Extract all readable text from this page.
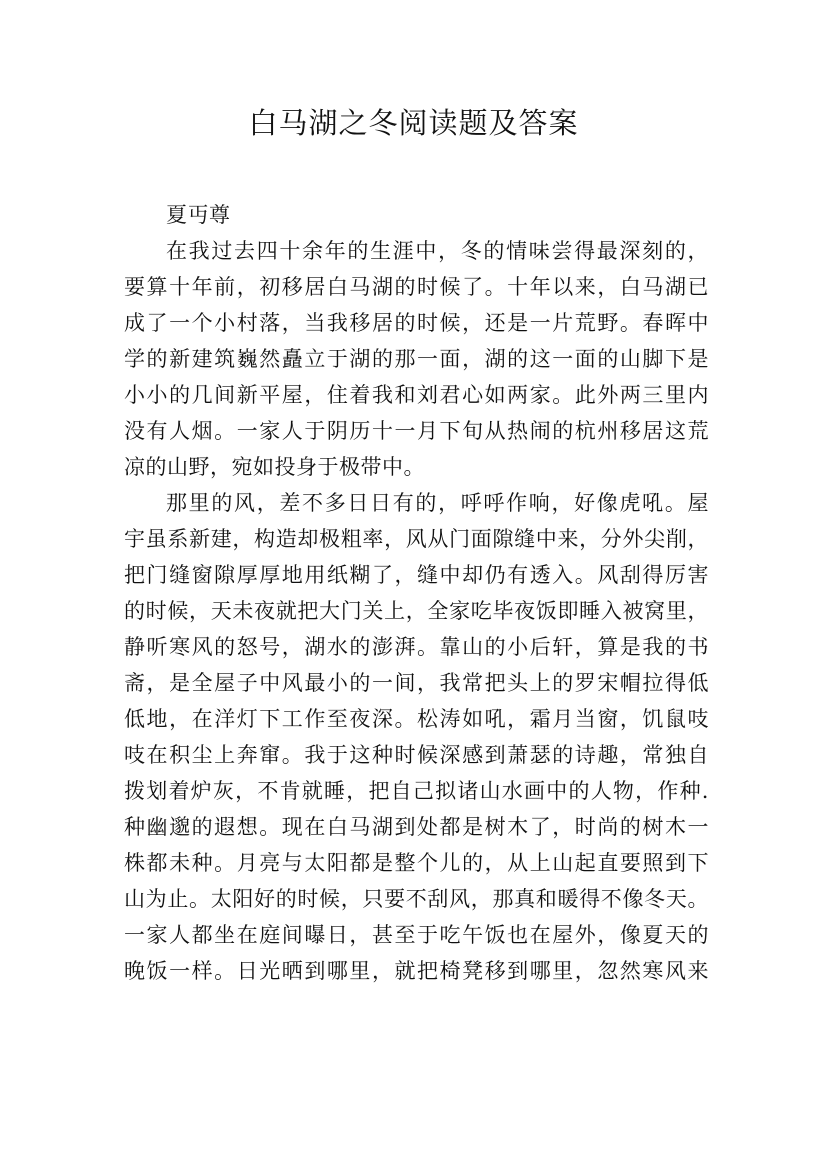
白马湖之冬阅读题及答案
夏丏尊
在我过去四十余年的生涯中，冬的情味尝得最深刻的，
要算十年前，初移居白马湖的时候了。十年以来，白马湖已
成了一个小村落，当我移居的时候，还是一片荒野。春晖中
学的新建筑巍然矗立于湖的那一面，湖的这一面的山脚下是
小小的几间新平屋，住着我和刘君心如两家。此外两三里内
没有人烟。一家人于阴历十一月下旬从热闹的杭州移居这荒
凉的山野，宛如投身于极带中。
那里的风，差不多日日有的，呼呼作响，好像虎吼。屋
宇虽系新建，构造却极粗率，风从门面隙缝中来，分外尖削，
把门缝窗隙厚厚地用纸糊了，缝中却仍有透入。风刮得厉害
的时候，天未夜就把大门关上，全家吃毕夜饭即睡入被窝里，
静听寒风的怒号，湖水的澎湃。靠山的小后轩，算是我的书
斋，是全屋子中风最小的一间，我常把头上的罗宋帽拉得低
低地，在洋灯下工作至夜深。松涛如吼，霜月当窗，饥鼠吱
吱在积尘上奔窜。我于这种时候深感到萧瑟的诗趣，常独自
拨划着炉灰，不肯就睡，把自己拟诸山水画中的人物，作种.
种幽邈的遐想。现在白马湖到处都是树木了，时尚的树木一
株都未种。月亮与太阳都是整个儿的，从上山起直要照到下
山为止。太阳好的时候，只要不刮风，那真和暖得不像冬天。
一家人都坐在庭间曝日，甚至于吃午饭也在屋外，像夏天的
晚饭一样。日光晒到哪里，就把椅凳移到哪里，忽然寒风来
****
§ Job
Omit the pictures and output all of the other material exactly.

§ Right answer
Extract all readable text from this page.
白马湖之冬阅读题及答案
夏丏尊
在我过去四十余年的生涯中，冬的情味尝得最深刻的，
要算十年前，初移居白马湖的时候了。十年以来，白马湖已
成了一个小村落，当我移居的时候，还是一片荒野。春晖中
学的新建筑巍然矗立于湖的那一面，湖的这一面的山脚下是
小小的几间新平屋，住着我和刘君心如两家。此外两三里内
没有人烟。一家人于阴历十一月下旬从热闹的杭州移居这荒
凉的山野，宛如投身于极带中。
那里的风，差不多日日有的，呼呼作响，好像虎吼。屋
宇虽系新建，构造却极粗率，风从门面隙缝中来，分外尖削，
把门缝窗隙厚厚地用纸糊了，缝中却仍有透入。风刮得厉害
的时候，天未夜就把大门关上，全家吃毕夜饭即睡入被窝里，
静听寒风的怒号，湖水的澎湃。靠山的小后轩，算是我的书
斋，是全屋子中风最小的一间，我常把头上的罗宋帽拉得低
低地，在洋灯下工作至夜深。松涛如吼，霜月当窗，饥鼠吱
吱在积尘上奔窜。我于这种时候深感到萧瑟的诗趣，常独自
拨划着炉灰，不肯就睡，把自己拟诸山水画中的人物，作种.
种幽邈的遐想。现在白马湖到处都是树木了，时尚的树木一
株都未种。月亮与太阳都是整个儿的，从上山起直要照到下
山为止。太阳好的时候，只要不刮风，那真和暖得不像冬天。
一家人都坐在庭间曝日，甚至于吃午饭也在屋外，像夏天的
晚饭一样。日光晒到哪里，就把椅凳移到哪里，忽然寒风来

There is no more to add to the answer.